## Written task
Repeat every record exactly, but keep images out of the copy.

[Dataset records on visual material]
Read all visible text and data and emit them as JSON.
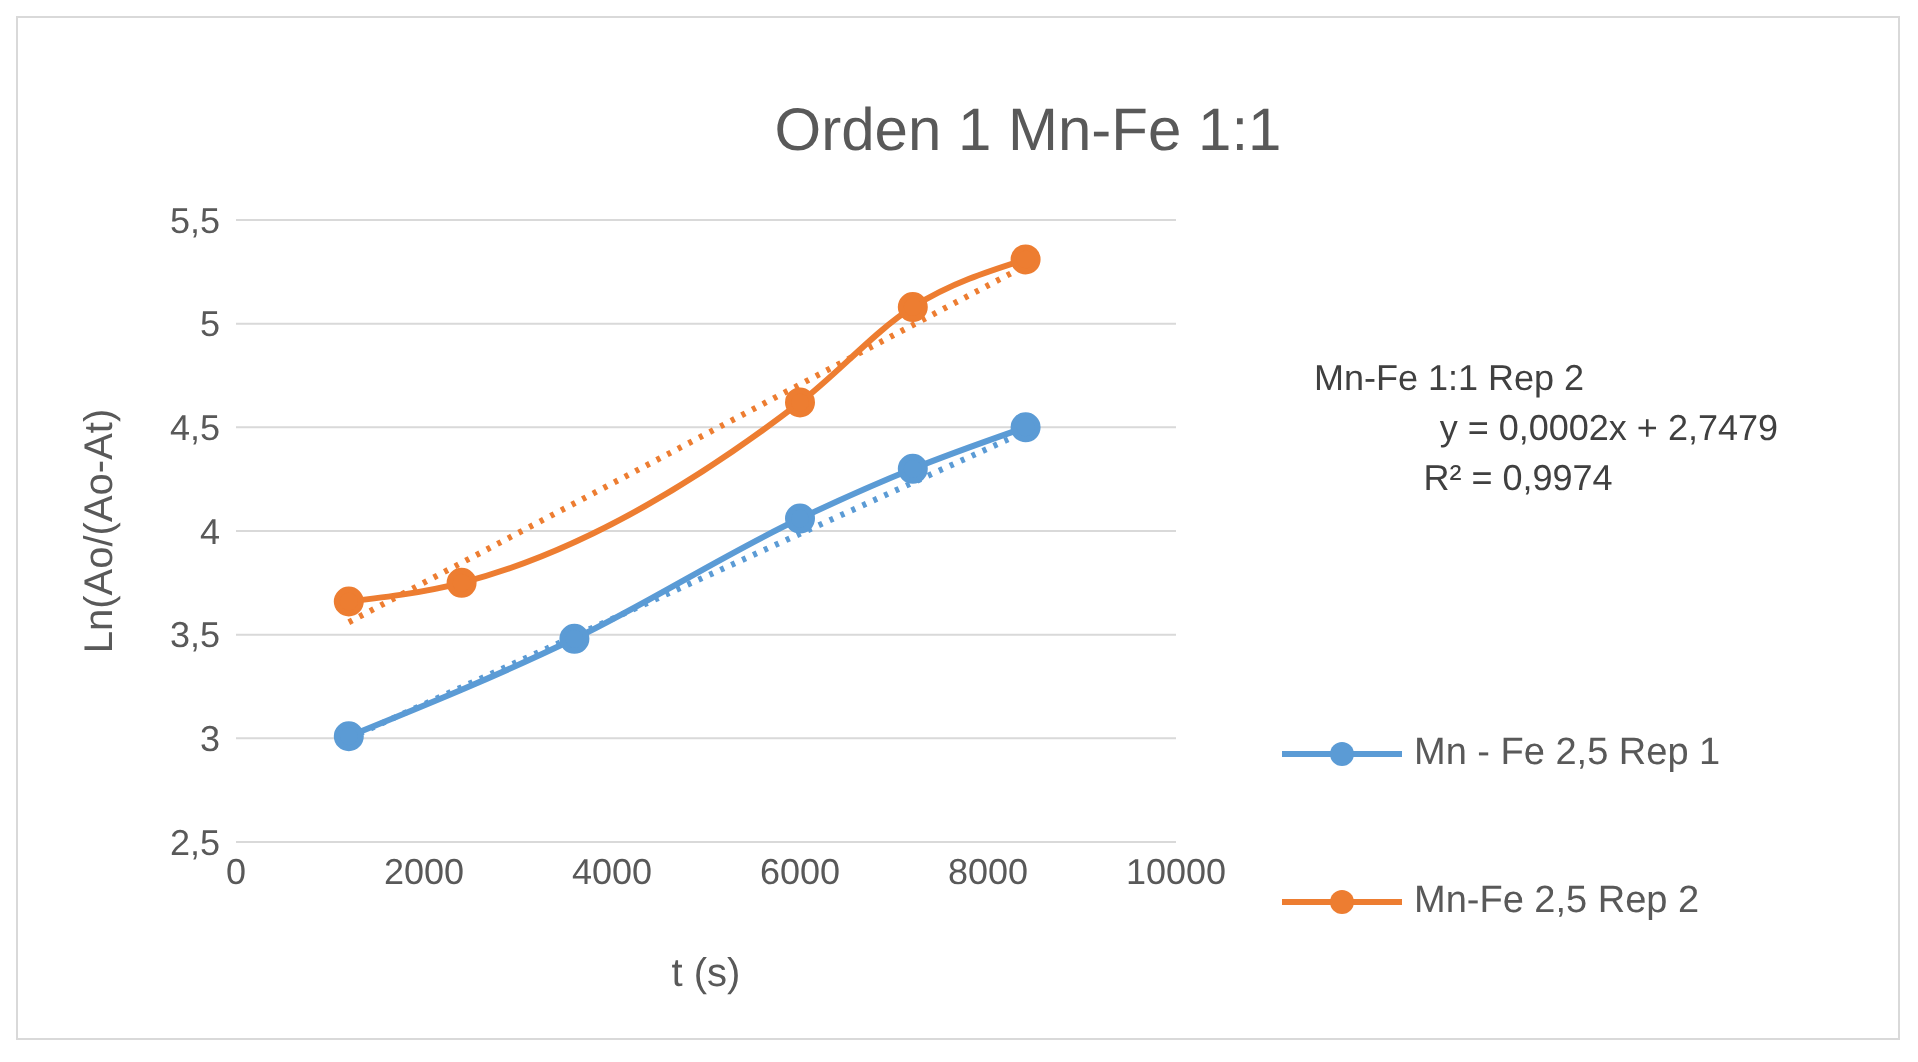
{
  "chart_data": {
    "type": "line",
    "title": "Orden 1 Mn-Fe 1:1",
    "xlabel": "t (s)",
    "ylabel": "Ln(Ao/(Ao-At)",
    "xlim": [
      0,
      10000
    ],
    "xticks": [
      0,
      2000,
      4000,
      6000,
      8000,
      10000
    ],
    "ylim": [
      2.5,
      5.5
    ],
    "yticks": [
      {
        "value": 2.5,
        "label": "2,5"
      },
      {
        "value": 3,
        "label": "3"
      },
      {
        "value": 3.5,
        "label": "3,5"
      },
      {
        "value": 4,
        "label": "4"
      },
      {
        "value": 4.5,
        "label": "4,5"
      },
      {
        "value": 5,
        "label": "5"
      },
      {
        "value": 5.5,
        "label": "5,5"
      }
    ],
    "grid": "y",
    "legend": "right",
    "marker": "circle",
    "annotations": [
      "Mn-Fe 1:1 Rep 2",
      "y = 0,0002x + 2,7479",
      "R² = 0,9974"
    ],
    "series": [
      {
        "name": "Mn - Fe 2,5 Rep 1",
        "color": "#5b9bd5",
        "x": [
          1200,
          3600,
          6000,
          7200,
          8400
        ],
        "values": [
          3.01,
          3.48,
          4.06,
          4.3,
          4.5
        ]
      },
      {
        "name": "Mn-Fe 2,5 Rep 2",
        "color": "#ed7d31",
        "x": [
          1200,
          2400,
          6000,
          7200,
          8400
        ],
        "values": [
          3.66,
          3.75,
          4.62,
          5.08,
          5.31
        ]
      },
      {
        "color": "#5b9bd5",
        "x": [
          1200,
          8400
        ],
        "values": [
          3.0,
          4.48
        ],
        "marker": "none",
        "line_style": "dotted"
      },
      {
        "color": "#ed7d31",
        "x": [
          1200,
          8400
        ],
        "values": [
          3.56,
          5.28
        ],
        "marker": "none",
        "line_style": "dotted"
      }
    ]
  }
}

## Reply to the task
Read all visible text and data and emit them as JSON.
{
  "chart_data": {
    "type": "line",
    "title": "Orden 1 Mn-Fe 1:1",
    "xlabel": "t (s)",
    "ylabel": "Ln(Ao/(Ao-At)",
    "xlim": [
      0,
      10000
    ],
    "xticks": [
      0,
      2000,
      4000,
      6000,
      8000,
      10000
    ],
    "ylim": [
      2.5,
      5.5
    ],
    "yticks": [
      {
        "value": 2.5,
        "label": "2,5"
      },
      {
        "value": 3,
        "label": "3"
      },
      {
        "value": 3.5,
        "label": "3,5"
      },
      {
        "value": 4,
        "label": "4"
      },
      {
        "value": 4.5,
        "label": "4,5"
      },
      {
        "value": 5,
        "label": "5"
      },
      {
        "value": 5.5,
        "label": "5,5"
      }
    ],
    "grid": "y",
    "legend": "right",
    "marker": "circle",
    "annotations": [
      "Mn-Fe 1:1 Rep 2",
      "y = 0,0002x + 2,7479",
      "R² = 0,9974"
    ],
    "series": [
      {
        "name": "Mn - Fe 2,5 Rep 1",
        "color": "#5b9bd5",
        "x": [
          1200,
          3600,
          6000,
          7200,
          8400
        ],
        "values": [
          3.01,
          3.48,
          4.06,
          4.3,
          4.5
        ]
      },
      {
        "name": "Mn-Fe 2,5 Rep 2",
        "color": "#ed7d31",
        "x": [
          1200,
          2400,
          6000,
          7200,
          8400
        ],
        "values": [
          3.66,
          3.75,
          4.62,
          5.08,
          5.31
        ]
      },
      {
        "color": "#5b9bd5",
        "x": [
          1200,
          8400
        ],
        "values": [
          3.0,
          4.48
        ],
        "marker": "none",
        "line_style": "dotted"
      },
      {
        "color": "#ed7d31",
        "x": [
          1200,
          8400
        ],
        "values": [
          3.56,
          5.28
        ],
        "marker": "none",
        "line_style": "dotted"
      }
    ]
  }
}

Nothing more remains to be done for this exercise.